» PROBLEM DESCRIPTION: Your answer must consist of the records below, reproduced exactly, with every picture removed.

» RECORDS PROVIDED:
··········

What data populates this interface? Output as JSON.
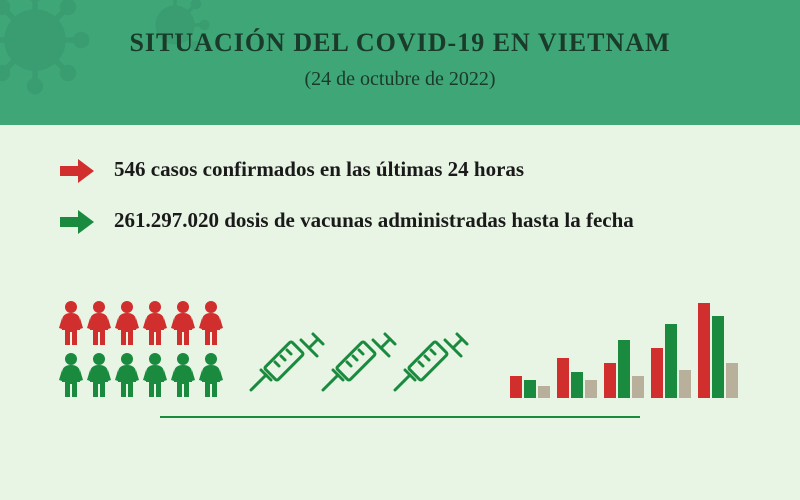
{
  "header": {
    "title": "SITUACIÓN DEL COVID-19 EN VIETNAM",
    "subtitle": "(24 de octubre de 2022)",
    "background_color": "#3fa678",
    "text_color": "#1a3a2a",
    "virus_deco_color": "#2a8560"
  },
  "body": {
    "background_color": "#e8f5e4"
  },
  "stats": [
    {
      "arrow_color": "#d12e2e",
      "text": "546 casos confirmados en las últimas 24 horas"
    },
    {
      "arrow_color": "#1a8a3f",
      "text": "261.297.020 dosis de vacunas administradas hasta la fecha"
    }
  ],
  "people_icons": {
    "top_row_color": "#d12e2e",
    "bottom_row_color": "#1a8a3f",
    "count_per_row": 6
  },
  "syringe_icons": {
    "color": "#1a8a3f",
    "count": 3
  },
  "bar_chart": {
    "groups": [
      {
        "bars": [
          {
            "h": 22,
            "c": "#d12e2e"
          },
          {
            "h": 18,
            "c": "#1a8a3f"
          },
          {
            "h": 12,
            "c": "#b8b09a"
          }
        ]
      },
      {
        "bars": [
          {
            "h": 40,
            "c": "#d12e2e"
          },
          {
            "h": 26,
            "c": "#1a8a3f"
          },
          {
            "h": 18,
            "c": "#b8b09a"
          }
        ]
      },
      {
        "bars": [
          {
            "h": 35,
            "c": "#d12e2e"
          },
          {
            "h": 58,
            "c": "#1a8a3f"
          },
          {
            "h": 22,
            "c": "#b8b09a"
          }
        ]
      },
      {
        "bars": [
          {
            "h": 50,
            "c": "#d12e2e"
          },
          {
            "h": 74,
            "c": "#1a8a3f"
          },
          {
            "h": 28,
            "c": "#b8b09a"
          }
        ]
      },
      {
        "bars": [
          {
            "h": 95,
            "c": "#d12e2e"
          },
          {
            "h": 82,
            "c": "#1a8a3f"
          },
          {
            "h": 35,
            "c": "#b8b09a"
          }
        ]
      }
    ]
  },
  "divider_color": "#1a8a3f"
}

··········

» FINISHED TASK:
What data populates this interface? Output as JSON.
{
  "header": {
    "title": "SITUACIÓN DEL COVID-19 EN VIETNAM",
    "subtitle": "(24 de octubre de 2022)",
    "background_color": "#3fa678",
    "text_color": "#1a3a2a",
    "virus_deco_color": "#2a8560"
  },
  "body": {
    "background_color": "#e8f5e4"
  },
  "stats": [
    {
      "arrow_color": "#d12e2e",
      "text": "546 casos confirmados en las últimas 24 horas"
    },
    {
      "arrow_color": "#1a8a3f",
      "text": "261.297.020 dosis de vacunas administradas hasta la fecha"
    }
  ],
  "people_icons": {
    "top_row_color": "#d12e2e",
    "bottom_row_color": "#1a8a3f",
    "count_per_row": 6
  },
  "syringe_icons": {
    "color": "#1a8a3f",
    "count": 3
  },
  "bar_chart": {
    "groups": [
      {
        "bars": [
          {
            "h": 22,
            "c": "#d12e2e"
          },
          {
            "h": 18,
            "c": "#1a8a3f"
          },
          {
            "h": 12,
            "c": "#b8b09a"
          }
        ]
      },
      {
        "bars": [
          {
            "h": 40,
            "c": "#d12e2e"
          },
          {
            "h": 26,
            "c": "#1a8a3f"
          },
          {
            "h": 18,
            "c": "#b8b09a"
          }
        ]
      },
      {
        "bars": [
          {
            "h": 35,
            "c": "#d12e2e"
          },
          {
            "h": 58,
            "c": "#1a8a3f"
          },
          {
            "h": 22,
            "c": "#b8b09a"
          }
        ]
      },
      {
        "bars": [
          {
            "h": 50,
            "c": "#d12e2e"
          },
          {
            "h": 74,
            "c": "#1a8a3f"
          },
          {
            "h": 28,
            "c": "#b8b09a"
          }
        ]
      },
      {
        "bars": [
          {
            "h": 95,
            "c": "#d12e2e"
          },
          {
            "h": 82,
            "c": "#1a8a3f"
          },
          {
            "h": 35,
            "c": "#b8b09a"
          }
        ]
      }
    ]
  },
  "divider_color": "#1a8a3f"
}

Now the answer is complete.